Brief: The exercise asks you to copy every line below in which "JSON" appears.

[Records from a collection of figures]
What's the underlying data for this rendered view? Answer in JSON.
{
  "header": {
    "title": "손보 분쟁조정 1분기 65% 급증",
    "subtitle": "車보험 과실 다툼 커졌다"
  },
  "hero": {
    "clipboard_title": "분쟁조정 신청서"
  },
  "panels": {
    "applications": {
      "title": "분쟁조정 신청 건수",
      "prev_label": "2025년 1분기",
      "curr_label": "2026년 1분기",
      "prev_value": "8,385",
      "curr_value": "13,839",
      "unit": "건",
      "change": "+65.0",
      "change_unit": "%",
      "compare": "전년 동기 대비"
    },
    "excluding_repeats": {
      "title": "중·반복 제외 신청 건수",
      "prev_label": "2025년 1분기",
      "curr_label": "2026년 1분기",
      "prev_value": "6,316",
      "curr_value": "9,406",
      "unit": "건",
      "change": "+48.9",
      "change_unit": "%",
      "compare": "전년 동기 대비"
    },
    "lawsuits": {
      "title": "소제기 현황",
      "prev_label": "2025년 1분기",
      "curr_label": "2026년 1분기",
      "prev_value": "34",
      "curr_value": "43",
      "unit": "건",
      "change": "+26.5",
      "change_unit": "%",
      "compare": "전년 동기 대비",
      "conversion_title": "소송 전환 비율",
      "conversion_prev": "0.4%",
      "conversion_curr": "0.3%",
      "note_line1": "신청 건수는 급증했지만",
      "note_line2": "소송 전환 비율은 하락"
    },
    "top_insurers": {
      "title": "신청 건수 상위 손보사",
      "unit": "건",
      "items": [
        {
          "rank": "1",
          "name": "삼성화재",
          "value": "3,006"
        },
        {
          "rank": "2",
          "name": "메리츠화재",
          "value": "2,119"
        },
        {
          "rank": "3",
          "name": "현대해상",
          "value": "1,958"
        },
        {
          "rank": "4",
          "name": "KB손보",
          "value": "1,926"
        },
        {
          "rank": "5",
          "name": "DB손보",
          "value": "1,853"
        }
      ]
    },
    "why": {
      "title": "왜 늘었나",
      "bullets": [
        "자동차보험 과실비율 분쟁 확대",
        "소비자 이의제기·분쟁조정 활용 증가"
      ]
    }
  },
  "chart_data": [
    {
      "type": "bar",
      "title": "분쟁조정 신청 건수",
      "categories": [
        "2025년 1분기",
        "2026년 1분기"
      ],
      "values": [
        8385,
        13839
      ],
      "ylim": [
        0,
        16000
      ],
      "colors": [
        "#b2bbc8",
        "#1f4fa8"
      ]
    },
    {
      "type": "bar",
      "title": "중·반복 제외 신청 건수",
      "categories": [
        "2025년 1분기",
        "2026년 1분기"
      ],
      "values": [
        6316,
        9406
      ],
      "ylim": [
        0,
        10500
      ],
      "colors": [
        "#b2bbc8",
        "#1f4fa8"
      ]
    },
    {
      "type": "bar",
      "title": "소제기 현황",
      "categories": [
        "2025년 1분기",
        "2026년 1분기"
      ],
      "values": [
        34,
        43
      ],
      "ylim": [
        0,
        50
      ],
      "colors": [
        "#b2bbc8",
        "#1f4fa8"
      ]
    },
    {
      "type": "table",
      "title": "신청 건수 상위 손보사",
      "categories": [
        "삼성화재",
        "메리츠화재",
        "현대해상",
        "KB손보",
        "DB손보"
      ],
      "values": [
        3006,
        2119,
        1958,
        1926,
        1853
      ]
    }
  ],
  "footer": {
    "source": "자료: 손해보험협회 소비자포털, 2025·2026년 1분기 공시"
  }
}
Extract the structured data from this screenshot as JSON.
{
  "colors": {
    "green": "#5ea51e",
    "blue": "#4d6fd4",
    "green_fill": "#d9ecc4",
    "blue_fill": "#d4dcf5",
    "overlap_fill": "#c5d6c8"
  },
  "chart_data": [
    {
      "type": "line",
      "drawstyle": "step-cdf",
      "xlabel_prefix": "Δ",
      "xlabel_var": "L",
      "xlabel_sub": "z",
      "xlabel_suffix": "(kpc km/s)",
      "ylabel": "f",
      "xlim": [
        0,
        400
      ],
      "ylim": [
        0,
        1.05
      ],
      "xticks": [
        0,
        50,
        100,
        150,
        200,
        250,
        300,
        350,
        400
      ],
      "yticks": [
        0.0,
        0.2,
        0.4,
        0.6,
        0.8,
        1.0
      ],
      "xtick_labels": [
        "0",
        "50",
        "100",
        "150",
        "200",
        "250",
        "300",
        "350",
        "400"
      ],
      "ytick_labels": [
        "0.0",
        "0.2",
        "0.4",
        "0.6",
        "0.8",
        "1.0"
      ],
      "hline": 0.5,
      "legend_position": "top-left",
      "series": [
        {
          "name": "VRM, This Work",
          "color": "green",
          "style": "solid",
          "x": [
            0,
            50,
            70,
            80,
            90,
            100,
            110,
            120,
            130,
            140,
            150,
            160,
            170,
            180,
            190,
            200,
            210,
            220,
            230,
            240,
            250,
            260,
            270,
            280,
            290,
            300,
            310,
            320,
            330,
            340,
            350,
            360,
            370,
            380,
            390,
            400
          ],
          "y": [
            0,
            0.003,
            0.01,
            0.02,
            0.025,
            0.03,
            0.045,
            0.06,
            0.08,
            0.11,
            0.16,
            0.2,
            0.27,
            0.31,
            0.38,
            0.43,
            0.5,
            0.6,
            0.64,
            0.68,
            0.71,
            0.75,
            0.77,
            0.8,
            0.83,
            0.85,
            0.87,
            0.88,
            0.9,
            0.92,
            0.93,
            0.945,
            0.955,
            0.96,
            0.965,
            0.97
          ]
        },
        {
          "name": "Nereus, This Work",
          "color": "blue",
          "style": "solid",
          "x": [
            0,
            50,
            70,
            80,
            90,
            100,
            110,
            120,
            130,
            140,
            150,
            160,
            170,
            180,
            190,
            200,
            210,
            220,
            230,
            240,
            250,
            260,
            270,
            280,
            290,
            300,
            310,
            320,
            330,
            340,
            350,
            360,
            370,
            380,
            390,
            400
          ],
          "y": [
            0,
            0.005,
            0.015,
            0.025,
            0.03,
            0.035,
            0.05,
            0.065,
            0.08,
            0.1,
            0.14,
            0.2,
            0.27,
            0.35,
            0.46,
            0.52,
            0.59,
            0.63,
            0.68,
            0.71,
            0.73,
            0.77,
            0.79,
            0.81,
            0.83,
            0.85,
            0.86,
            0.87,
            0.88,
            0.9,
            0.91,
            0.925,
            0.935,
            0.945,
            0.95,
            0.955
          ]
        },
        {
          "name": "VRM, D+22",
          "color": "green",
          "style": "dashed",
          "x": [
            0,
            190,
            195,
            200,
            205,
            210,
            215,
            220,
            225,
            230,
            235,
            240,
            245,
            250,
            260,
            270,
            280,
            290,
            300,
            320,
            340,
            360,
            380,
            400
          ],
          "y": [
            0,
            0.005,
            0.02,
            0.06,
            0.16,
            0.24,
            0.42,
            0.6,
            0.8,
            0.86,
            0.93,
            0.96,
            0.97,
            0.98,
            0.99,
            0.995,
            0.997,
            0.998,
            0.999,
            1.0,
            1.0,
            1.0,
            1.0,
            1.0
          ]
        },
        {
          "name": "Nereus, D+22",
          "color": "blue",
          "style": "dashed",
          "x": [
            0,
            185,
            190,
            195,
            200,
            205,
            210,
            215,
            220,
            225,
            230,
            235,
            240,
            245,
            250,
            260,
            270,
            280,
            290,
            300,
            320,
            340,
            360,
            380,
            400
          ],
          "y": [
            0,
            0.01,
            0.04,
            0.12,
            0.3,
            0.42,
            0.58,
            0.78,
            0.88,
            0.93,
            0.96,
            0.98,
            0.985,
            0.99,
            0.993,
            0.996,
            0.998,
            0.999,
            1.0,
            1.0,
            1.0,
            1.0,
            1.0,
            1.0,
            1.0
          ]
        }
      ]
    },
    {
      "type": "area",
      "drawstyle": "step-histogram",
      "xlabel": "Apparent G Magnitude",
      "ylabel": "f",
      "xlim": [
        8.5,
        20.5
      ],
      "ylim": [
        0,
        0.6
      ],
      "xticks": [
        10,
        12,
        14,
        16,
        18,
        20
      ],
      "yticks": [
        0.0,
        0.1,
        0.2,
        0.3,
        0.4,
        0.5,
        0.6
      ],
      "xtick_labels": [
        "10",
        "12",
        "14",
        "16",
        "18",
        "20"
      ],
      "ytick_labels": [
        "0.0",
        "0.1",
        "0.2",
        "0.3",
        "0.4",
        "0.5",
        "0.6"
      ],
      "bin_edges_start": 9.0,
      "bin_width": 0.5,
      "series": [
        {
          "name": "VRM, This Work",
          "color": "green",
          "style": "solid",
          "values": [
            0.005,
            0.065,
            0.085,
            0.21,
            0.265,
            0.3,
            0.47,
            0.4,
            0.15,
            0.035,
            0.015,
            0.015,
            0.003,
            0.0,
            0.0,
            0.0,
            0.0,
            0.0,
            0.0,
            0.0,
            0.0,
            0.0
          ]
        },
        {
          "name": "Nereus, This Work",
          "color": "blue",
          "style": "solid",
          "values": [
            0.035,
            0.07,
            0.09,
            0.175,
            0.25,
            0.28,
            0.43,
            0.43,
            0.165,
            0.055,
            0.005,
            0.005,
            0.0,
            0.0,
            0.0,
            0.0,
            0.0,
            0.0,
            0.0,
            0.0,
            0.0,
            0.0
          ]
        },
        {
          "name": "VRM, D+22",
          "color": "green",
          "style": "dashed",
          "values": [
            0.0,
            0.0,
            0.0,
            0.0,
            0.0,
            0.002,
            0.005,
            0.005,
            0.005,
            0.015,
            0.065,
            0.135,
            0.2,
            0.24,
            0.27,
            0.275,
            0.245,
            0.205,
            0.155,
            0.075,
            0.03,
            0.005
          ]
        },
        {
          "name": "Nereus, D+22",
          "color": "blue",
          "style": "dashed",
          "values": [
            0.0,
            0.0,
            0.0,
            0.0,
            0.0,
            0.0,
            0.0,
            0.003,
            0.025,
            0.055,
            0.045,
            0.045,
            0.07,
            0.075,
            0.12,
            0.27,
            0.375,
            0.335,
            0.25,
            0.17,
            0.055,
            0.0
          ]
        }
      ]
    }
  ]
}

Exercise solution:
What's the underlying data for this rendered view? Answer in JSON.
Extract the structured data from this screenshot as JSON.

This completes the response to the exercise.